Dataset rows:
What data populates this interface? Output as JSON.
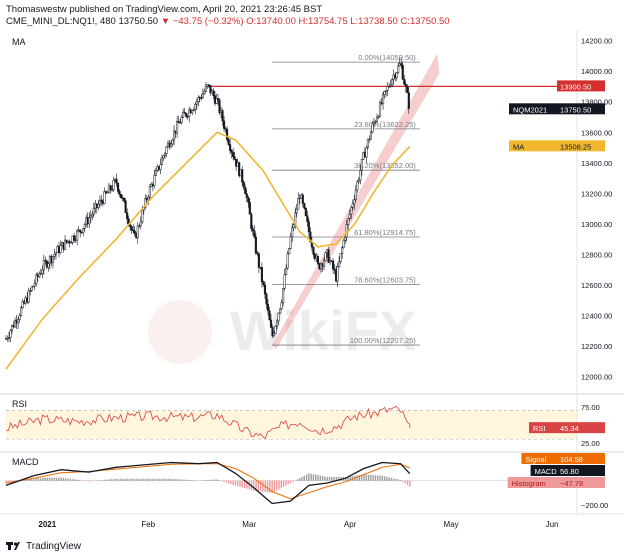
{
  "header": {
    "line1": "Thomaswestw published on TradingView.com, April 20, 2021 23:26:45 BST",
    "symbol": "CME_MINI_DL:NQ1!, 480",
    "last": "13750.50",
    "change": "▼ −43.75 (−0.32%)",
    "ohlc": "O:13740.00 H:13754.75 L:13738.50 C:13750.50"
  },
  "footer": {
    "brand": "TradingView"
  },
  "watermark": "WikiFX",
  "colors": {
    "candle": "#131722",
    "ma": "#f0b72f",
    "resistance": "#d32f2f",
    "trend_band": "rgba(229,115,115,0.35)",
    "fib": "#787b86",
    "rsi": "#d84343",
    "macd": "#131722",
    "signal": "#ef6c00",
    "hist_pos": "#9e9e9e",
    "hist_neg": "#ef9a9a"
  },
  "chart_data": [
    {
      "type": "candlestick",
      "title": "MA",
      "x_axis_labels": [
        "2021",
        "Feb",
        "Mar",
        "Apr",
        "May",
        "Jun"
      ],
      "y_ticks": [
        12000,
        12200,
        12400,
        12600,
        12800,
        13000,
        13200,
        13400,
        13600,
        13800,
        14000,
        14200
      ],
      "ylim": [
        11900,
        14250
      ],
      "close_path": [
        {
          "t": 0,
          "v": 12250
        },
        {
          "t": 4,
          "v": 12480
        },
        {
          "t": 8,
          "v": 12720
        },
        {
          "t": 12,
          "v": 12850
        },
        {
          "t": 16,
          "v": 12950
        },
        {
          "t": 20,
          "v": 13120
        },
        {
          "t": 24,
          "v": 13280
        },
        {
          "t": 26,
          "v": 13100
        },
        {
          "t": 28,
          "v": 12900
        },
        {
          "t": 31,
          "v": 13200
        },
        {
          "t": 35,
          "v": 13500
        },
        {
          "t": 38,
          "v": 13680
        },
        {
          "t": 41,
          "v": 13780
        },
        {
          "t": 44,
          "v": 13900
        },
        {
          "t": 46,
          "v": 13800
        },
        {
          "t": 49,
          "v": 13500
        },
        {
          "t": 52,
          "v": 13250
        },
        {
          "t": 54,
          "v": 12900
        },
        {
          "t": 56,
          "v": 12600
        },
        {
          "t": 58,
          "v": 12260
        },
        {
          "t": 60,
          "v": 12500
        },
        {
          "t": 62,
          "v": 12900
        },
        {
          "t": 64,
          "v": 13200
        },
        {
          "t": 66,
          "v": 12950
        },
        {
          "t": 68,
          "v": 12720
        },
        {
          "t": 70,
          "v": 12800
        },
        {
          "t": 72,
          "v": 12650
        },
        {
          "t": 74,
          "v": 12950
        },
        {
          "t": 76,
          "v": 13200
        },
        {
          "t": 78,
          "v": 13450
        },
        {
          "t": 80,
          "v": 13650
        },
        {
          "t": 82,
          "v": 13800
        },
        {
          "t": 84,
          "v": 13950
        },
        {
          "t": 86,
          "v": 14050
        },
        {
          "t": 87,
          "v": 13900
        },
        {
          "t": 88,
          "v": 13750
        }
      ],
      "ma_path": [
        {
          "t": 0,
          "v": 12050
        },
        {
          "t": 8,
          "v": 12380
        },
        {
          "t": 16,
          "v": 12650
        },
        {
          "t": 24,
          "v": 12900
        },
        {
          "t": 32,
          "v": 13180
        },
        {
          "t": 40,
          "v": 13420
        },
        {
          "t": 46,
          "v": 13600
        },
        {
          "t": 50,
          "v": 13550
        },
        {
          "t": 56,
          "v": 13350
        },
        {
          "t": 60,
          "v": 13150
        },
        {
          "t": 64,
          "v": 12950
        },
        {
          "t": 68,
          "v": 12850
        },
        {
          "t": 72,
          "v": 12870
        },
        {
          "t": 76,
          "v": 13000
        },
        {
          "t": 80,
          "v": 13200
        },
        {
          "t": 84,
          "v": 13380
        },
        {
          "t": 88,
          "v": 13508
        }
      ],
      "resistance": {
        "value": 13900.5,
        "label": "13900.50",
        "from_t": 44,
        "to_t": 94
      },
      "trend_channel": {
        "from_t": 58,
        "from_v": 12207,
        "to_t": 94,
        "to_v": 14050
      },
      "fib_levels": [
        {
          "label": "0.00%(14059.50)",
          "value": 14059.5
        },
        {
          "label": "23.60%(13622.25)",
          "value": 13622.25
        },
        {
          "label": "38.20%(13352.00)",
          "value": 13352.0
        },
        {
          "label": "61.80%(12914.75)",
          "value": 12914.75
        },
        {
          "label": "78.60%(12603.75)",
          "value": 12603.75
        },
        {
          "label": "100.00%(12207.25)",
          "value": 12207.25
        }
      ],
      "fib_from_t": 58,
      "fib_to_t": 88,
      "badges": [
        {
          "label": "13900.50",
          "value": 13900.5,
          "color": "#d32f2f",
          "text_color": "#ffffff"
        },
        {
          "label": "NQM2021 · 13750.50",
          "value": 13750.5,
          "color": "#131722",
          "text_color": "#ffffff"
        },
        {
          "label": "MA · 13508.25",
          "value": 13508.25,
          "color": "#f0b72f",
          "text_color": "#131722"
        }
      ]
    },
    {
      "type": "line",
      "title": "RSI",
      "y_ticks": [
        25,
        75
      ],
      "ylim": [
        15,
        90
      ],
      "band": [
        30,
        70
      ],
      "badge": {
        "label": "RSI · 45.34",
        "value": 45.34
      },
      "path": [
        {
          "t": 0,
          "v": 45
        },
        {
          "t": 8,
          "v": 58
        },
        {
          "t": 16,
          "v": 55
        },
        {
          "t": 24,
          "v": 60
        },
        {
          "t": 32,
          "v": 62
        },
        {
          "t": 40,
          "v": 60
        },
        {
          "t": 46,
          "v": 64
        },
        {
          "t": 52,
          "v": 42
        },
        {
          "t": 56,
          "v": 33
        },
        {
          "t": 60,
          "v": 48
        },
        {
          "t": 64,
          "v": 55
        },
        {
          "t": 68,
          "v": 42
        },
        {
          "t": 72,
          "v": 48
        },
        {
          "t": 76,
          "v": 62
        },
        {
          "t": 80,
          "v": 66
        },
        {
          "t": 84,
          "v": 72
        },
        {
          "t": 86,
          "v": 70
        },
        {
          "t": 88,
          "v": 45
        }
      ]
    },
    {
      "type": "macd",
      "title": "MACD",
      "y_ticks": [
        -200
      ],
      "ylim": [
        -260,
        220
      ],
      "badges": [
        {
          "label": "Signal · 104.58",
          "value": 104.58,
          "color": "#ef6c00"
        },
        {
          "label": "MACD · 56.80",
          "value": 56.8,
          "color": "#131722"
        },
        {
          "label": "Histogram · −47.78",
          "value": -47.78,
          "color": "#ef9a9a"
        }
      ],
      "macd_path": [
        {
          "t": 0,
          "v": -40
        },
        {
          "t": 6,
          "v": 40
        },
        {
          "t": 12,
          "v": 90
        },
        {
          "t": 18,
          "v": 70
        },
        {
          "t": 24,
          "v": 110
        },
        {
          "t": 30,
          "v": 130
        },
        {
          "t": 36,
          "v": 150
        },
        {
          "t": 42,
          "v": 140
        },
        {
          "t": 46,
          "v": 150
        },
        {
          "t": 50,
          "v": 60
        },
        {
          "t": 54,
          "v": -60
        },
        {
          "t": 58,
          "v": -190
        },
        {
          "t": 62,
          "v": -170
        },
        {
          "t": 66,
          "v": -40
        },
        {
          "t": 70,
          "v": -20
        },
        {
          "t": 74,
          "v": 20
        },
        {
          "t": 78,
          "v": 100
        },
        {
          "t": 82,
          "v": 150
        },
        {
          "t": 86,
          "v": 140
        },
        {
          "t": 88,
          "v": 57
        }
      ],
      "signal_path": [
        {
          "t": 0,
          "v": -20
        },
        {
          "t": 6,
          "v": 20
        },
        {
          "t": 12,
          "v": 65
        },
        {
          "t": 18,
          "v": 75
        },
        {
          "t": 24,
          "v": 95
        },
        {
          "t": 30,
          "v": 115
        },
        {
          "t": 36,
          "v": 135
        },
        {
          "t": 42,
          "v": 140
        },
        {
          "t": 46,
          "v": 140
        },
        {
          "t": 50,
          "v": 100
        },
        {
          "t": 54,
          "v": 20
        },
        {
          "t": 58,
          "v": -90
        },
        {
          "t": 62,
          "v": -150
        },
        {
          "t": 66,
          "v": -100
        },
        {
          "t": 70,
          "v": -50
        },
        {
          "t": 74,
          "v": -10
        },
        {
          "t": 78,
          "v": 50
        },
        {
          "t": 82,
          "v": 110
        },
        {
          "t": 86,
          "v": 135
        },
        {
          "t": 88,
          "v": 105
        }
      ]
    }
  ],
  "x_axis": {
    "labels": [
      {
        "text": "2021",
        "t": 9
      },
      {
        "text": "Feb",
        "t": 31
      },
      {
        "text": "Mar",
        "t": 53
      },
      {
        "text": "Apr",
        "t": 75
      },
      {
        "text": "May",
        "t": 97
      },
      {
        "text": "Jun",
        "t": 119
      }
    ],
    "t_range": [
      0,
      124
    ]
  }
}
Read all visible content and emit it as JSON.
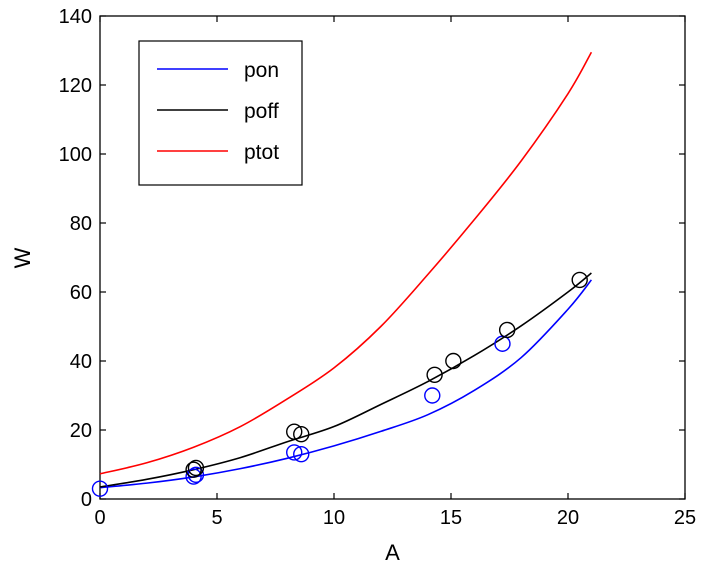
{
  "chart_data": {
    "type": "line",
    "title": "",
    "xlabel": "A",
    "ylabel": "W",
    "xlim": [
      0,
      25
    ],
    "ylim": [
      0,
      140
    ],
    "xticks": [
      "0",
      "5",
      "10",
      "15",
      "20",
      "25"
    ],
    "yticks": [
      "0",
      "20",
      "40",
      "60",
      "80",
      "100",
      "120",
      "140"
    ],
    "grid": false,
    "legend_position": "top-left",
    "series": [
      {
        "name": "pon",
        "color": "#0000ff",
        "x": [
          0,
          2,
          4,
          6,
          8,
          10,
          12,
          14,
          16,
          18,
          20,
          21
        ],
        "y": [
          3.3,
          4.6,
          6.4,
          8.8,
          11.8,
          15.4,
          19.6,
          24.4,
          31.5,
          41.0,
          55.0,
          63.5
        ]
      },
      {
        "name": "poff",
        "color": "#000000",
        "x": [
          0,
          2,
          4,
          6,
          8,
          10,
          12,
          14,
          16,
          18,
          20,
          21
        ],
        "y": [
          3.5,
          5.7,
          8.5,
          12.0,
          16.6,
          21.0,
          27.4,
          34.0,
          41.6,
          50.2,
          60.0,
          65.5
        ]
      },
      {
        "name": "ptot",
        "color": "#ff0000",
        "x": [
          0,
          2,
          4,
          6,
          8,
          10,
          12,
          14,
          16,
          18,
          20,
          21
        ],
        "y": [
          7.3,
          10.5,
          15.0,
          21.0,
          29.0,
          38.0,
          50.0,
          65.0,
          81.0,
          98.0,
          117.5,
          129.5
        ]
      }
    ],
    "markers": [
      {
        "series": "pon",
        "color": "#0000ff",
        "x": [
          0,
          4.0,
          4.1,
          8.3,
          8.6,
          14.2,
          17.2
        ],
        "y": [
          3.0,
          6.5,
          7.0,
          13.5,
          13.0,
          30.0,
          45.0
        ]
      },
      {
        "series": "poff",
        "color": "#000000",
        "x": [
          4.0,
          4.1,
          8.3,
          8.6,
          14.3,
          15.1,
          17.4,
          20.5
        ],
        "y": [
          8.5,
          9.0,
          19.5,
          18.8,
          36.0,
          40.0,
          49.0,
          63.5
        ]
      }
    ]
  }
}
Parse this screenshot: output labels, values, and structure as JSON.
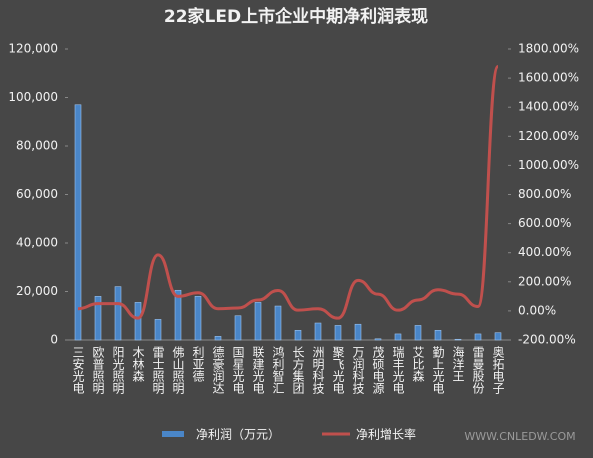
{
  "chart_data": {
    "type": "bar_line",
    "title": "22家LED上市企业中期净利润表现",
    "categories": [
      "三安光电",
      "欧普照明",
      "阳光照明",
      "木林森",
      "雷士照明",
      "佛山照明",
      "利亚德",
      "德豪润达",
      "国星光电",
      "联建光电",
      "鸿利智汇",
      "长方集团",
      "洲明科技",
      "聚飞光电",
      "万润科技",
      "茂硕电源",
      "瑞丰光电",
      "艾比森",
      "勤上光电",
      "海洋王",
      "雷曼股份",
      "奥拓电子"
    ],
    "series": [
      {
        "name": "净利润（万元）",
        "color": "#4a86c8",
        "type": "bar",
        "values": [
          97000,
          18000,
          22000,
          15500,
          8500,
          20500,
          18000,
          1500,
          10000,
          15500,
          14000,
          4000,
          7000,
          6000,
          6500,
          500,
          2500,
          6000,
          4000,
          300,
          2500,
          3000
        ]
      },
      {
        "name": "净利增长率",
        "color": "#c0504d",
        "type": "line",
        "axis": "y2",
        "values": [
          15,
          50,
          50,
          -50,
          385,
          100,
          125,
          15,
          20,
          75,
          140,
          5,
          15,
          -50,
          210,
          115,
          5,
          75,
          145,
          115,
          30,
          1680
        ]
      }
    ],
    "ylim": [
      0,
      120000
    ],
    "yticks": [
      0,
      {
        "value": 20000,
        "label": "20,000"
      },
      {
        "value": 40000,
        "label": "40,000"
      },
      {
        "value": 60000,
        "label": "60,000"
      },
      {
        "value": 80000,
        "label": "80,000"
      },
      {
        "value": 100000,
        "label": "100,000"
      },
      {
        "value": 120000,
        "label": "120,000"
      }
    ],
    "y2lim": [
      -200,
      1800
    ],
    "y2ticks": [
      {
        "value": -200,
        "label": "-200.00%"
      },
      {
        "value": 0,
        "label": "0.00%"
      },
      {
        "value": 200,
        "label": "200.00%"
      },
      {
        "value": 400,
        "label": "400.00%"
      },
      {
        "value": 600,
        "label": "600.00%"
      },
      {
        "value": 800,
        "label": "800.00%"
      },
      {
        "value": 1000,
        "label": "1000.00%"
      },
      {
        "value": 1200,
        "label": "1200.00%"
      },
      {
        "value": 1400,
        "label": "1400.00%"
      },
      {
        "value": 1600,
        "label": "1600.00%"
      },
      {
        "value": 1800,
        "label": "1800.00%"
      }
    ],
    "watermark": "WWW.CNLEDW.COM"
  }
}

#### Problem requirements:
Isolate each line of the listing above that includes "series". Copy it.

#### Exercise answer:
    "series": [
        "series": "pon",
        "series": "poff",
    "series": [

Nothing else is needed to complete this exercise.